# start of Information given

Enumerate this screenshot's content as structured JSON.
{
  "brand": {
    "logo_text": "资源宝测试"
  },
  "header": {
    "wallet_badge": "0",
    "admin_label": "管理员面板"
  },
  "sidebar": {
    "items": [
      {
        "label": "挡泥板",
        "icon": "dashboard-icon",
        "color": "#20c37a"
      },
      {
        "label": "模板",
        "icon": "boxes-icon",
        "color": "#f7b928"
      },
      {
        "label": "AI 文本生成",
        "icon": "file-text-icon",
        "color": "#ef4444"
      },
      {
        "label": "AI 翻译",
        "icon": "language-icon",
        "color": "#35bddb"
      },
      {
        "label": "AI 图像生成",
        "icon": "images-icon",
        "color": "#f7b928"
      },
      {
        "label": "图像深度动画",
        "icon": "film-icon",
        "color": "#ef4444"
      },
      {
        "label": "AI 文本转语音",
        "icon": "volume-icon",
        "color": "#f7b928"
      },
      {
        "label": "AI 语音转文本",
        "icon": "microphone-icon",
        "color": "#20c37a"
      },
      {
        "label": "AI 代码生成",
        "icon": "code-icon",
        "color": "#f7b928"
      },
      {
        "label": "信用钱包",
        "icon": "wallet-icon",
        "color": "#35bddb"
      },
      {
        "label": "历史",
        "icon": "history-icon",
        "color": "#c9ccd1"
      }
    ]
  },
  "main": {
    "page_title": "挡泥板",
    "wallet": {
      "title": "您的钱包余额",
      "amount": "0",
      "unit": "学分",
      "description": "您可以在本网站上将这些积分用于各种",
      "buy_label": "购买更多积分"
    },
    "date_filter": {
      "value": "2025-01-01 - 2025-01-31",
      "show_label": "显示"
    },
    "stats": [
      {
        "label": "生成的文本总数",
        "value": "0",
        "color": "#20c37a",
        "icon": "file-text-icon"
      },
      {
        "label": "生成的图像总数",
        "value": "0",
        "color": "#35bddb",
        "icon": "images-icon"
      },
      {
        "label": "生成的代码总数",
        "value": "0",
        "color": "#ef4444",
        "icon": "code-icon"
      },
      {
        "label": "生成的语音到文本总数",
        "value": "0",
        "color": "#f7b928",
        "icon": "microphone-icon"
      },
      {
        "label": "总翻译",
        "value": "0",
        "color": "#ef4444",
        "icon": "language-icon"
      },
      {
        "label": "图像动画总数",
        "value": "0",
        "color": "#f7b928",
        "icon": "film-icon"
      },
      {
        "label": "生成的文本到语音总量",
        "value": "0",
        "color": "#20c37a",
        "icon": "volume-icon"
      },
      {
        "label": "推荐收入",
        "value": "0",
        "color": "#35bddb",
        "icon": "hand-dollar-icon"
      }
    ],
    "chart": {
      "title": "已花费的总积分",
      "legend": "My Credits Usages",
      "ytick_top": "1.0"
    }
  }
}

# end of Information given
# start of Information given

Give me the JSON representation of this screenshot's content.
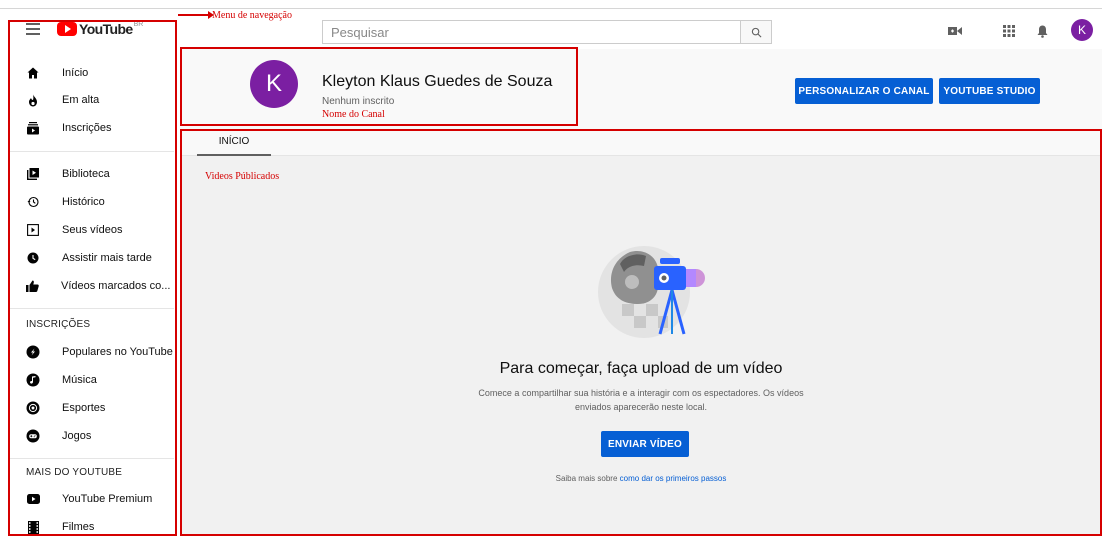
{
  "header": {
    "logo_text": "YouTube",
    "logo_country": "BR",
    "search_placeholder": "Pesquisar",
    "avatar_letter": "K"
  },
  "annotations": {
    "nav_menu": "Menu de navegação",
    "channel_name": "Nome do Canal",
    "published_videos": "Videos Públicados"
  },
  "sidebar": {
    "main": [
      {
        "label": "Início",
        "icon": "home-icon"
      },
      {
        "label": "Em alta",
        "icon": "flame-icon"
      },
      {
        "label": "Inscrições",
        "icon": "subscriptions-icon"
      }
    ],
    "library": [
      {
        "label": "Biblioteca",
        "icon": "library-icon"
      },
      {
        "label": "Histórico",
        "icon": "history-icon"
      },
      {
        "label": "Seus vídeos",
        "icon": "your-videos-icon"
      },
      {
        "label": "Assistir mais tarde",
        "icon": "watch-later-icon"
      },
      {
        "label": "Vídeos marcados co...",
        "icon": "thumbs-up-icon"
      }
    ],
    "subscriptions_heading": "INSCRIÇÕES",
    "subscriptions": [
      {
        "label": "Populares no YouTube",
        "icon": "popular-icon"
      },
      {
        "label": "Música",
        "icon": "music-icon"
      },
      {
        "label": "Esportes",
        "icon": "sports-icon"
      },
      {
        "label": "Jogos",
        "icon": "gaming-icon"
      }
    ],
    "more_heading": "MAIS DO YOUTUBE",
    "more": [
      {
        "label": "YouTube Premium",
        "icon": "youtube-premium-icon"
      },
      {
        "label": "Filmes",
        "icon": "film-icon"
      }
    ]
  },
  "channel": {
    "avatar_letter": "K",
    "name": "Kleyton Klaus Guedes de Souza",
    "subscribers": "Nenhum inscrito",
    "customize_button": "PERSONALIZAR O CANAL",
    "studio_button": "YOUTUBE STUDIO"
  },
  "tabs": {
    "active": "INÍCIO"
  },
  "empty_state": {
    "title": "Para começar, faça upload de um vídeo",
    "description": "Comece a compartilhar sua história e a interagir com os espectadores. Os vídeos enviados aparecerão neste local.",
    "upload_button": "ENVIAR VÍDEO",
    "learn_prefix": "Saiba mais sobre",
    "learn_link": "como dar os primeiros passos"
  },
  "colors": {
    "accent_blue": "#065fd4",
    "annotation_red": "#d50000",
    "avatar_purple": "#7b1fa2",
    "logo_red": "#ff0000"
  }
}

# end of Information given
# start of Information given

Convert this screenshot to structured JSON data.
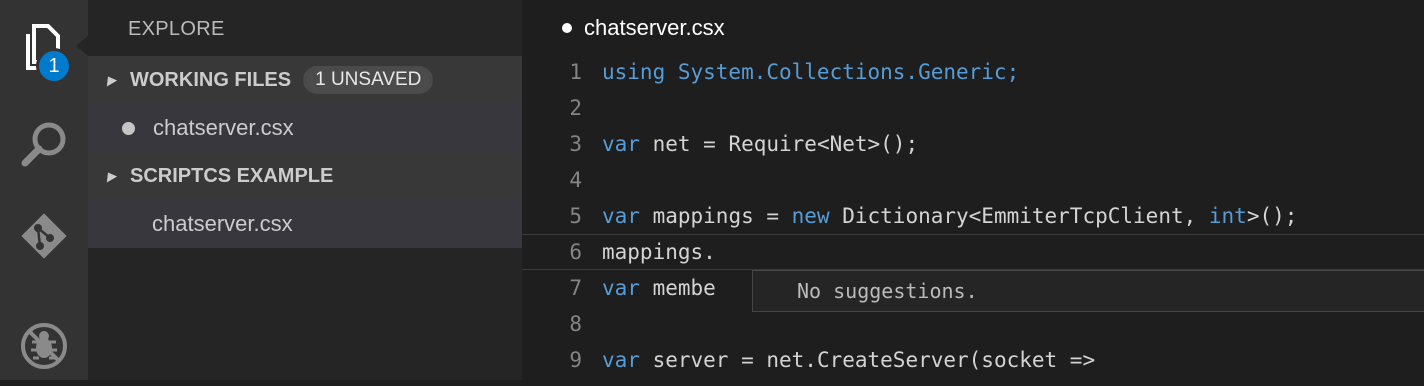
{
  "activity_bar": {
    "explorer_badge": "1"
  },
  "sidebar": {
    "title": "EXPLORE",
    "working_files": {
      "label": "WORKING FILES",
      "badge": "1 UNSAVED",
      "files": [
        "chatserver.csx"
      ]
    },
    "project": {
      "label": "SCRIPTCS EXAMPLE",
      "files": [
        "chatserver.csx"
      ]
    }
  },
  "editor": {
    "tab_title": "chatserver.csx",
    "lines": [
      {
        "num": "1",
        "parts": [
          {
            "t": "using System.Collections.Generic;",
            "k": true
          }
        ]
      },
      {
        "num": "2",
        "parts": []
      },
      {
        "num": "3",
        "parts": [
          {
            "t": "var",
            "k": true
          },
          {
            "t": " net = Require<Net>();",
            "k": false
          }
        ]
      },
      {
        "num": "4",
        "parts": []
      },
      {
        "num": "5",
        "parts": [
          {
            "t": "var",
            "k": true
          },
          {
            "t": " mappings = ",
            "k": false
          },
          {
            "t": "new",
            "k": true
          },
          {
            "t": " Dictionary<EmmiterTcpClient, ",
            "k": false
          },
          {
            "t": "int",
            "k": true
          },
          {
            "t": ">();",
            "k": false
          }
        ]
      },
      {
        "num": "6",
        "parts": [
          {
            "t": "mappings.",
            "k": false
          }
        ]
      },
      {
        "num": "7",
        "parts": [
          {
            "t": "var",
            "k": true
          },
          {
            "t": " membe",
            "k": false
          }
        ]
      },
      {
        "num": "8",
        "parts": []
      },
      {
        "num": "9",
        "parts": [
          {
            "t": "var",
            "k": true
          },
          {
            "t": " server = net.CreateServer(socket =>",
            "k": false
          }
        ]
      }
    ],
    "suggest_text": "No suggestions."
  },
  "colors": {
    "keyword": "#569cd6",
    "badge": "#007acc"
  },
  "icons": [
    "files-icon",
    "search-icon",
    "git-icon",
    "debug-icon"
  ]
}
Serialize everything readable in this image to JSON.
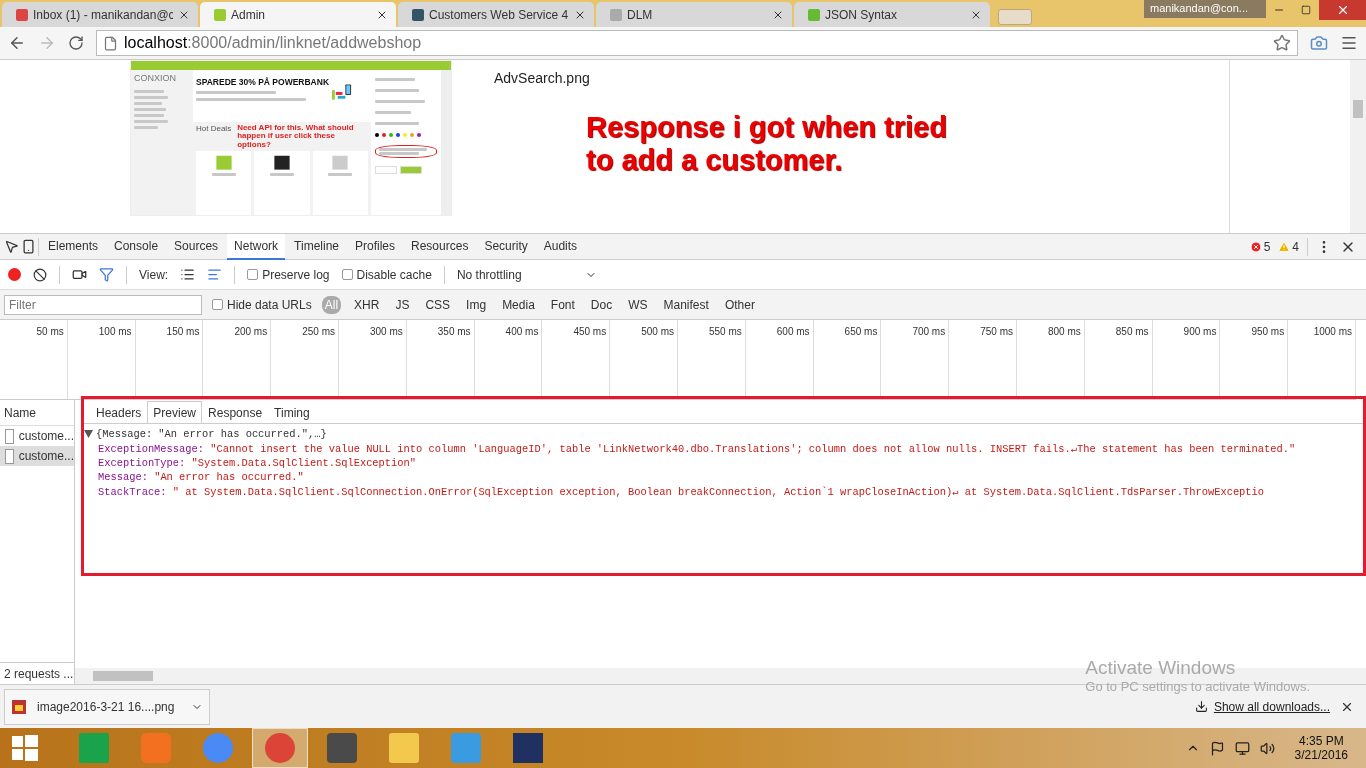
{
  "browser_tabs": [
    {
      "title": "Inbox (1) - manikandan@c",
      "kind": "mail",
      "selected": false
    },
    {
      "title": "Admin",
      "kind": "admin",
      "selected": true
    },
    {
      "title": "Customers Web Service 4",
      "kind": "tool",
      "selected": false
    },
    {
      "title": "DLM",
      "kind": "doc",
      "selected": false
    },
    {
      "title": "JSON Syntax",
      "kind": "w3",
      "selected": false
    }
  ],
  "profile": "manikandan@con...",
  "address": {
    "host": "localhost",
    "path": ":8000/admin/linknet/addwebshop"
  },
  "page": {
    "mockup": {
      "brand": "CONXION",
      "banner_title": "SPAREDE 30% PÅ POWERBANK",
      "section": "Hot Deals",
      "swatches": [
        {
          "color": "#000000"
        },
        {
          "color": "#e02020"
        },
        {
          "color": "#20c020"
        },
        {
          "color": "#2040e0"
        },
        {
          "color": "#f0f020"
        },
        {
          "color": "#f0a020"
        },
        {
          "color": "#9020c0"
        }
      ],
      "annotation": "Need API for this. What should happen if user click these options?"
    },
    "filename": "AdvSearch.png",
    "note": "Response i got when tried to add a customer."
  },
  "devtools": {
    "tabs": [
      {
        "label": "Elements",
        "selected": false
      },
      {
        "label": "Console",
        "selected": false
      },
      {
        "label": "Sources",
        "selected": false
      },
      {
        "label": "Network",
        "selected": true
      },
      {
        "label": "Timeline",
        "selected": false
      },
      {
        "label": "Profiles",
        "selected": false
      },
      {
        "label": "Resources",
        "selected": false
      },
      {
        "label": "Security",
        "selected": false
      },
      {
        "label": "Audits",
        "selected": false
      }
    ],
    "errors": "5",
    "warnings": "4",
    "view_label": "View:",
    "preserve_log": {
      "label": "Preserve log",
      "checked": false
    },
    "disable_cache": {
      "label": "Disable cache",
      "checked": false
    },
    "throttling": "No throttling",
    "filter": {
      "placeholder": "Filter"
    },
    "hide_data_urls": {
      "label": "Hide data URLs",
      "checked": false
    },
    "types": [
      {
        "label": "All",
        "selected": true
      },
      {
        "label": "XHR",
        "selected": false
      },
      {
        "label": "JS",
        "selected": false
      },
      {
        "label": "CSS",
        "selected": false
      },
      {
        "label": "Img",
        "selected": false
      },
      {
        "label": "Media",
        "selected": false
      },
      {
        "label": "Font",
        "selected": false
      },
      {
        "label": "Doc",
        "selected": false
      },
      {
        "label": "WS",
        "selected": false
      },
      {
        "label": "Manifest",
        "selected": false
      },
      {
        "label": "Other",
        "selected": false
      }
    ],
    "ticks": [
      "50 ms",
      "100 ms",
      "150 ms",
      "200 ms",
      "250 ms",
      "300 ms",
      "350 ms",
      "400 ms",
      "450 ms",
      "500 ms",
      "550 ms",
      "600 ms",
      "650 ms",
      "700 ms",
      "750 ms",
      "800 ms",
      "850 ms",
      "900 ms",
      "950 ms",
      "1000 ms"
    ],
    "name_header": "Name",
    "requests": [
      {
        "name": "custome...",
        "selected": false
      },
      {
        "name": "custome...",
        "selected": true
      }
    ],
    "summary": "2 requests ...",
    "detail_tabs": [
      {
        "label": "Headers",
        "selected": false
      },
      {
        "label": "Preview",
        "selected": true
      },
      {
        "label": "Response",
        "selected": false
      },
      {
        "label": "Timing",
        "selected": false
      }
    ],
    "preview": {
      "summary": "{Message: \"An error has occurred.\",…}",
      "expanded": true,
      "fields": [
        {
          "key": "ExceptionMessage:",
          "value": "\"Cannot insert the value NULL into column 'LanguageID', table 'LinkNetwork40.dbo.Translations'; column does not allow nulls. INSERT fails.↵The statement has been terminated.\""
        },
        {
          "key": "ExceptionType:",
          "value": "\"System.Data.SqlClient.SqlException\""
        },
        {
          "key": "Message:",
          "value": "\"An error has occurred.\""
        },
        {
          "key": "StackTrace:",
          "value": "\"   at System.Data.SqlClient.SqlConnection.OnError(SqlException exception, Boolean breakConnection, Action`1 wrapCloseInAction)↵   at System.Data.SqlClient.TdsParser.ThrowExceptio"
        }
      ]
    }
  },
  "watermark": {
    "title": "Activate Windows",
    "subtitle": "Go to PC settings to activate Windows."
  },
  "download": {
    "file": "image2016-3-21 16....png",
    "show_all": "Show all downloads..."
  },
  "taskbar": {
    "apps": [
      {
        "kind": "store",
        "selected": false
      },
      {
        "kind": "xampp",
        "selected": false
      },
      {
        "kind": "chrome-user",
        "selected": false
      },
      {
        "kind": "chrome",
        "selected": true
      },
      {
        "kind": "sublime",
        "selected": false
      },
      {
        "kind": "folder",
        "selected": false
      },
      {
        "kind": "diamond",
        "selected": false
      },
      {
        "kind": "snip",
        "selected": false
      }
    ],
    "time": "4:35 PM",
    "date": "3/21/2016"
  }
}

# end of Information given

** Task goal **
Which lines hold the string "structured"? Copy all of them from the data above.

** Answer to the problem **
Enumerate this screenshot's content as structured JSON.
Convert this screenshot to structured JSON data.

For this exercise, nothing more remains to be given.